Exclude images, then output the remaining data verbatim.

> Material for this task:
________________

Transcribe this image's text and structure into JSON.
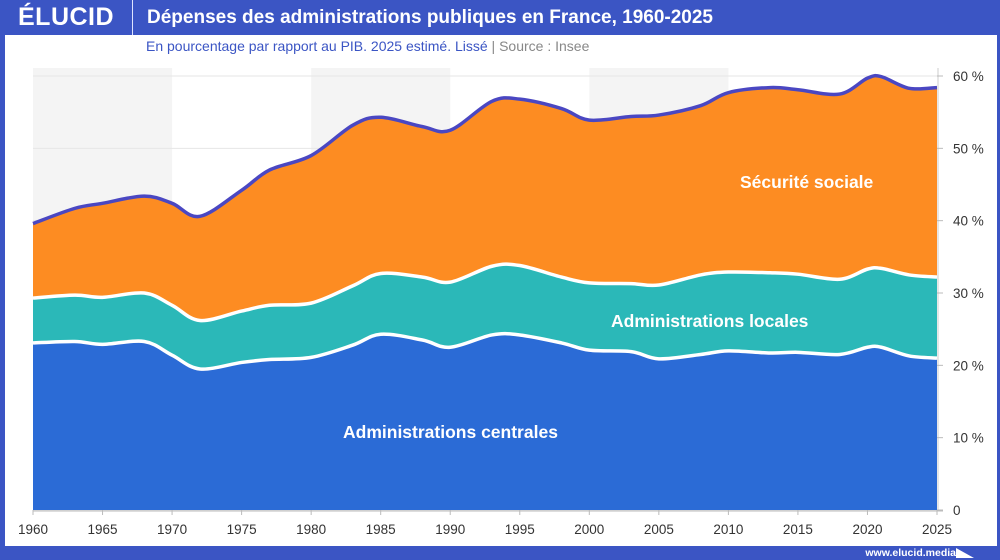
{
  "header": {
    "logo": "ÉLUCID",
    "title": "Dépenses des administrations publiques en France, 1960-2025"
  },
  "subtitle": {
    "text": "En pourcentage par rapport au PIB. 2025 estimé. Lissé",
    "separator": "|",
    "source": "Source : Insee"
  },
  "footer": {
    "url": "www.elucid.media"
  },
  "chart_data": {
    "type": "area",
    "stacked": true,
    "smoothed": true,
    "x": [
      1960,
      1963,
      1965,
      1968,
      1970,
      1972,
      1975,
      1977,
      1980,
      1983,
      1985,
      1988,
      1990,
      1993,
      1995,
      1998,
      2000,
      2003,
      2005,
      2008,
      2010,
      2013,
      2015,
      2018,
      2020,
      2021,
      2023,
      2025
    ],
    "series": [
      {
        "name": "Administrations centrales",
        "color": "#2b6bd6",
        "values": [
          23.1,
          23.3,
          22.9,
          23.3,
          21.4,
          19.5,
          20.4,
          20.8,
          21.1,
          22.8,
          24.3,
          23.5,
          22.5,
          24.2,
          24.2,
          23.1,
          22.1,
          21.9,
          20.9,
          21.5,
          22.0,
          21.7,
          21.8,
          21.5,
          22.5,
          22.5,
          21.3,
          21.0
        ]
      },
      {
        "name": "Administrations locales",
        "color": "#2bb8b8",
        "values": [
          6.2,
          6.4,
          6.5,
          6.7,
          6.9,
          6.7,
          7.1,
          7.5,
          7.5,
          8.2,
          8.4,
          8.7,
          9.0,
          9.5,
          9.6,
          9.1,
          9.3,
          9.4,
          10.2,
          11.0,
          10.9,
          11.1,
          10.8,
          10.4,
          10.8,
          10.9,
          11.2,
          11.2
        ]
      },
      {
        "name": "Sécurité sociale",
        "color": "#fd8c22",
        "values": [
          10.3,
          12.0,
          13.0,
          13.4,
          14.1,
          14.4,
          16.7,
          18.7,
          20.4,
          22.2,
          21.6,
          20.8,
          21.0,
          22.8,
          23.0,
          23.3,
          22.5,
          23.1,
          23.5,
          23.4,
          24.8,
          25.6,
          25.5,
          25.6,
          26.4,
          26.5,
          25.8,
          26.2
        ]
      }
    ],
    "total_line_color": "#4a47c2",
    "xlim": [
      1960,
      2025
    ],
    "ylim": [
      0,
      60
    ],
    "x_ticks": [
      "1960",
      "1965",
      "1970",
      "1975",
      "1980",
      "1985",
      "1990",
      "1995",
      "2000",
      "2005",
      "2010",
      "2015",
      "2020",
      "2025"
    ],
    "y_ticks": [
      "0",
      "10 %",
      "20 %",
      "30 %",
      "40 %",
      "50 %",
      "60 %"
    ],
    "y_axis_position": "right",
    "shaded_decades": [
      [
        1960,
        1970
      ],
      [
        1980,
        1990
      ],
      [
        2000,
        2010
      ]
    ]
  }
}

________________

> Answer to the problem:
Transcribe this image's text and structure into JSON.
{
  "header": {
    "logo": "ÉLUCID",
    "title": "Dépenses des administrations publiques en France, 1960-2025"
  },
  "subtitle": {
    "text": "En pourcentage par rapport au PIB. 2025 estimé. Lissé",
    "separator": "|",
    "source": "Source : Insee"
  },
  "footer": {
    "url": "www.elucid.media"
  },
  "chart_data": {
    "type": "area",
    "stacked": true,
    "smoothed": true,
    "x": [
      1960,
      1963,
      1965,
      1968,
      1970,
      1972,
      1975,
      1977,
      1980,
      1983,
      1985,
      1988,
      1990,
      1993,
      1995,
      1998,
      2000,
      2003,
      2005,
      2008,
      2010,
      2013,
      2015,
      2018,
      2020,
      2021,
      2023,
      2025
    ],
    "series": [
      {
        "name": "Administrations centrales",
        "color": "#2b6bd6",
        "values": [
          23.1,
          23.3,
          22.9,
          23.3,
          21.4,
          19.5,
          20.4,
          20.8,
          21.1,
          22.8,
          24.3,
          23.5,
          22.5,
          24.2,
          24.2,
          23.1,
          22.1,
          21.9,
          20.9,
          21.5,
          22.0,
          21.7,
          21.8,
          21.5,
          22.5,
          22.5,
          21.3,
          21.0
        ]
      },
      {
        "name": "Administrations locales",
        "color": "#2bb8b8",
        "values": [
          6.2,
          6.4,
          6.5,
          6.7,
          6.9,
          6.7,
          7.1,
          7.5,
          7.5,
          8.2,
          8.4,
          8.7,
          9.0,
          9.5,
          9.6,
          9.1,
          9.3,
          9.4,
          10.2,
          11.0,
          10.9,
          11.1,
          10.8,
          10.4,
          10.8,
          10.9,
          11.2,
          11.2
        ]
      },
      {
        "name": "Sécurité sociale",
        "color": "#fd8c22",
        "values": [
          10.3,
          12.0,
          13.0,
          13.4,
          14.1,
          14.4,
          16.7,
          18.7,
          20.4,
          22.2,
          21.6,
          20.8,
          21.0,
          22.8,
          23.0,
          23.3,
          22.5,
          23.1,
          23.5,
          23.4,
          24.8,
          25.6,
          25.5,
          25.6,
          26.4,
          26.5,
          25.8,
          26.2
        ]
      }
    ],
    "total_line_color": "#4a47c2",
    "xlim": [
      1960,
      2025
    ],
    "ylim": [
      0,
      60
    ],
    "x_ticks": [
      "1960",
      "1965",
      "1970",
      "1975",
      "1980",
      "1985",
      "1990",
      "1995",
      "2000",
      "2005",
      "2010",
      "2015",
      "2020",
      "2025"
    ],
    "y_ticks": [
      "0",
      "10 %",
      "20 %",
      "30 %",
      "40 %",
      "50 %",
      "60 %"
    ],
    "y_axis_position": "right",
    "shaded_decades": [
      [
        1960,
        1970
      ],
      [
        1980,
        1990
      ],
      [
        2000,
        2010
      ]
    ]
  }
}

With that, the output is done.